*Task objective*: In the data, extract each line that holds the string "color".

(Lines of data)
((

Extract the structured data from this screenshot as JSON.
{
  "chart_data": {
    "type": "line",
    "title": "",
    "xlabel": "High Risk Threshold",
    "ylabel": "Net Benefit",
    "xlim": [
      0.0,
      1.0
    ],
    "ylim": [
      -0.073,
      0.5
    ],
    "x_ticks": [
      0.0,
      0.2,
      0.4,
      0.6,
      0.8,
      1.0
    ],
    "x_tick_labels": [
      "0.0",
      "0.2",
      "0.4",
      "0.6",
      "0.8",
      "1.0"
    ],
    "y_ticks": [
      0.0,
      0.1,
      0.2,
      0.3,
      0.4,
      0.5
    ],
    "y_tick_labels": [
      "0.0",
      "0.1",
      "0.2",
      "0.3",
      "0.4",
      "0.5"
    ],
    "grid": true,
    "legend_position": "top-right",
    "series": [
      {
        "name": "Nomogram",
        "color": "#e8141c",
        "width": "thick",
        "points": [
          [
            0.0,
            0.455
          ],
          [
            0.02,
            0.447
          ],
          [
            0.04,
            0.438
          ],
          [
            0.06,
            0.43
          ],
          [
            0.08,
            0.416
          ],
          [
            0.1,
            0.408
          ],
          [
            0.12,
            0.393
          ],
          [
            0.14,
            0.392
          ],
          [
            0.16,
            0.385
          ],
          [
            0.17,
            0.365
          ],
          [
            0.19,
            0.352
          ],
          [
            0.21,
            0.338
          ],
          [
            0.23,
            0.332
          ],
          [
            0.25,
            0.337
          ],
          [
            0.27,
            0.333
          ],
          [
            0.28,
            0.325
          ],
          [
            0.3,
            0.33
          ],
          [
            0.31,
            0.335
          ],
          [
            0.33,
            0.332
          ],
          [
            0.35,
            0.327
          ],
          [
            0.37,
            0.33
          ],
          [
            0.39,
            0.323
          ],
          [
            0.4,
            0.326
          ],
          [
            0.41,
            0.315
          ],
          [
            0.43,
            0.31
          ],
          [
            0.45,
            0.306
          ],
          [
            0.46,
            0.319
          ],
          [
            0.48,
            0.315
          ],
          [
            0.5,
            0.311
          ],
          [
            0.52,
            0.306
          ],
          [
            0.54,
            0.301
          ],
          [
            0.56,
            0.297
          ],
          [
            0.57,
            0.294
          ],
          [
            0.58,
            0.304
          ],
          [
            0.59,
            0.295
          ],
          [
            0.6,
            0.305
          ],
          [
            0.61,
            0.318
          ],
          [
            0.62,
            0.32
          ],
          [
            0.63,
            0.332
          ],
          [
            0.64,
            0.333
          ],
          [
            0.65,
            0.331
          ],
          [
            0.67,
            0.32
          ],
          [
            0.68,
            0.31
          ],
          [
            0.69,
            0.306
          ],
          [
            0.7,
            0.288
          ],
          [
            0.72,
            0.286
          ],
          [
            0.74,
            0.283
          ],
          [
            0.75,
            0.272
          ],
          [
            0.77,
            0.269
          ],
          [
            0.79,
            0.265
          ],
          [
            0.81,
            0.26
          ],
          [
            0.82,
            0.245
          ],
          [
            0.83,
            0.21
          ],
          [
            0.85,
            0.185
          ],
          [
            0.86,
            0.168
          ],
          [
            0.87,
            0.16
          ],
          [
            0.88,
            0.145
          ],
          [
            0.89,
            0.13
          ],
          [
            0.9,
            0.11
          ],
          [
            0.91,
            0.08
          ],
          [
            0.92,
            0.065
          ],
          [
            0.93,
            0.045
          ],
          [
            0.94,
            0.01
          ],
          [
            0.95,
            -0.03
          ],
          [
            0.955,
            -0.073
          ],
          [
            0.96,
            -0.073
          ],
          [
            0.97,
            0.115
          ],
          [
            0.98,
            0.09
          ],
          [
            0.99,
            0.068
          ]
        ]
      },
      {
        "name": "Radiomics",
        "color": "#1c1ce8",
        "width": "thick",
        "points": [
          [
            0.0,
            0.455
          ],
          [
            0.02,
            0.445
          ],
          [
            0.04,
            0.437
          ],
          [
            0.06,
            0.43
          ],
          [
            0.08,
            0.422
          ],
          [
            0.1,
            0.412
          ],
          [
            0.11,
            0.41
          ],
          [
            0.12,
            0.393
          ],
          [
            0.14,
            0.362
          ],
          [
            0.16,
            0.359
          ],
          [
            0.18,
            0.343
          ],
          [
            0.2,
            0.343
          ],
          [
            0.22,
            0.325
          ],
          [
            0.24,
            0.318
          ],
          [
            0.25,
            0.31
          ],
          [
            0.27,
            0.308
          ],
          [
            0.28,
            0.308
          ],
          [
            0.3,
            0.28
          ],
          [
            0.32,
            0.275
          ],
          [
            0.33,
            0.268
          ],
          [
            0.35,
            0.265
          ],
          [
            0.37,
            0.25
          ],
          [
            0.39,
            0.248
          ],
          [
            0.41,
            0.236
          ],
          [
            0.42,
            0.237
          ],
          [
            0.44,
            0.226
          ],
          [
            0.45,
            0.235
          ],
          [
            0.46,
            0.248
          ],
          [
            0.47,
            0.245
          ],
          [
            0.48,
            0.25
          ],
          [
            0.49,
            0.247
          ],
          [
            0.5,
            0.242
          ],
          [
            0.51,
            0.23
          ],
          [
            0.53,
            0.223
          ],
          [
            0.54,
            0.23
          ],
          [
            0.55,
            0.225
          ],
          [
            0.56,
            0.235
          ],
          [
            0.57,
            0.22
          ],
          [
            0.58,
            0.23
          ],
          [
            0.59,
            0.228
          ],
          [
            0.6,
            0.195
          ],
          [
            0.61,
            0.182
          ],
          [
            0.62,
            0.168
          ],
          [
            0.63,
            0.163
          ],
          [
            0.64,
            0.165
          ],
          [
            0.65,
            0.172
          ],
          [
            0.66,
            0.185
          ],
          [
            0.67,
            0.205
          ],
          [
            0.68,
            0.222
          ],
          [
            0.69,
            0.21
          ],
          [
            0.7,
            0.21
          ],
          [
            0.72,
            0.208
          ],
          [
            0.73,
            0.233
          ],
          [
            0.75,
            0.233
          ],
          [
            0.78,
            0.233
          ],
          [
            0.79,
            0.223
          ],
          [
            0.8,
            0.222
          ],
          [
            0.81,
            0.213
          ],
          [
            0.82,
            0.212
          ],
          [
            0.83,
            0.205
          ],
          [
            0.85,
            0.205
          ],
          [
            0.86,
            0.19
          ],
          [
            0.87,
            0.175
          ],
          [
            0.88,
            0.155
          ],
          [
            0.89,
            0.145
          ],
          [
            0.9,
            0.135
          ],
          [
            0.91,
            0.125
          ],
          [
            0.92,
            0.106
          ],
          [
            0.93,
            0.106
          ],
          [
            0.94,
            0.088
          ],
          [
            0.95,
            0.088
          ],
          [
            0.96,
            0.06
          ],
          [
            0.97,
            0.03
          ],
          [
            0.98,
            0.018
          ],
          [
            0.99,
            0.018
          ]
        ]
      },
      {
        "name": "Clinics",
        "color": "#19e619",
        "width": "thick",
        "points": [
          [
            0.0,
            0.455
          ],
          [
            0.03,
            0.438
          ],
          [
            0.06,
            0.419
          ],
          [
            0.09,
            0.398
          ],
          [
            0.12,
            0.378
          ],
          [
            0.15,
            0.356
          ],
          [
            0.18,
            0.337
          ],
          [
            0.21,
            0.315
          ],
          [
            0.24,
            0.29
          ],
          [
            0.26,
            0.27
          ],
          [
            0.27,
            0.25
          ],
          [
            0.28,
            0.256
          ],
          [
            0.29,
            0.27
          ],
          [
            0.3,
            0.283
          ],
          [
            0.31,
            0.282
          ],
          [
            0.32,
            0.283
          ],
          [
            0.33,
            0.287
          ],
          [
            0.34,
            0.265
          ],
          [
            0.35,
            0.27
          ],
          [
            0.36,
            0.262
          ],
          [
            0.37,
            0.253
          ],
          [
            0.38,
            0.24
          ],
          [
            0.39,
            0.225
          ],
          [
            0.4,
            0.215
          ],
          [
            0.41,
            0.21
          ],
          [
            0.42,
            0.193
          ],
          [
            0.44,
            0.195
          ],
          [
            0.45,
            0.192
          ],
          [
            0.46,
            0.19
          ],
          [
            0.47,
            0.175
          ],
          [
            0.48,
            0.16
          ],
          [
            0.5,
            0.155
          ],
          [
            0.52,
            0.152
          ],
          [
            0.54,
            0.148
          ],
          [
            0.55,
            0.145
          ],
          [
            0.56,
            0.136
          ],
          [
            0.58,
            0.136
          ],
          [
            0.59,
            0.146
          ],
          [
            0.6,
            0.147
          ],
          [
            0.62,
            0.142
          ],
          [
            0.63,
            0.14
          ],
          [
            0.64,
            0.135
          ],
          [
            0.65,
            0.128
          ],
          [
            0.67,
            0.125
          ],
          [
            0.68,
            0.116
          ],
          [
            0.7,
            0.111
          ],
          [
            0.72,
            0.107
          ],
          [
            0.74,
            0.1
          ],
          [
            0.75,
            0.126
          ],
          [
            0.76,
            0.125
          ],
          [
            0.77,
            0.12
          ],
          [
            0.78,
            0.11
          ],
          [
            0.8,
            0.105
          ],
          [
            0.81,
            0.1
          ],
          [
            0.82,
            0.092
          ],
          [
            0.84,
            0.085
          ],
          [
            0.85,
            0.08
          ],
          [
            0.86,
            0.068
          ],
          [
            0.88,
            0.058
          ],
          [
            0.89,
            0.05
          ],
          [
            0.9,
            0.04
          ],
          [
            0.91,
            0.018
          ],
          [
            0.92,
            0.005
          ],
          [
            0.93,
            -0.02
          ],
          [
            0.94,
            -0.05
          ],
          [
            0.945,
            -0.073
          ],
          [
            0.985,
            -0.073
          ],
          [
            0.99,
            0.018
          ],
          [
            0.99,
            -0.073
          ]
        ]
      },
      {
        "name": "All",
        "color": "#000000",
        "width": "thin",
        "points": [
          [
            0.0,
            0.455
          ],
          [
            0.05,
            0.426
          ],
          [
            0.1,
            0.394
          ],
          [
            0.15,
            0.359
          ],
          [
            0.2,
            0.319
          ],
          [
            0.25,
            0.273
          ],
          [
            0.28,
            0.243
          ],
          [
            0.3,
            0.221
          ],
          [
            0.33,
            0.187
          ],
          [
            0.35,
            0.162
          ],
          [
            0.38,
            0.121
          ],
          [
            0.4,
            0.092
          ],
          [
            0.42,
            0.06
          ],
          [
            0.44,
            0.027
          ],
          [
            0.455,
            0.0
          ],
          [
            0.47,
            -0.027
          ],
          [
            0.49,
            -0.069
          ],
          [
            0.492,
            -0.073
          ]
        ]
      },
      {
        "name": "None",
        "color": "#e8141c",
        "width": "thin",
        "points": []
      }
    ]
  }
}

))

*Output*:
        "color": "#e8141c",
        "color": "#1c1ce8",
        "color": "#19e619",
        "color": "#000000",
        "color": "#e8141c",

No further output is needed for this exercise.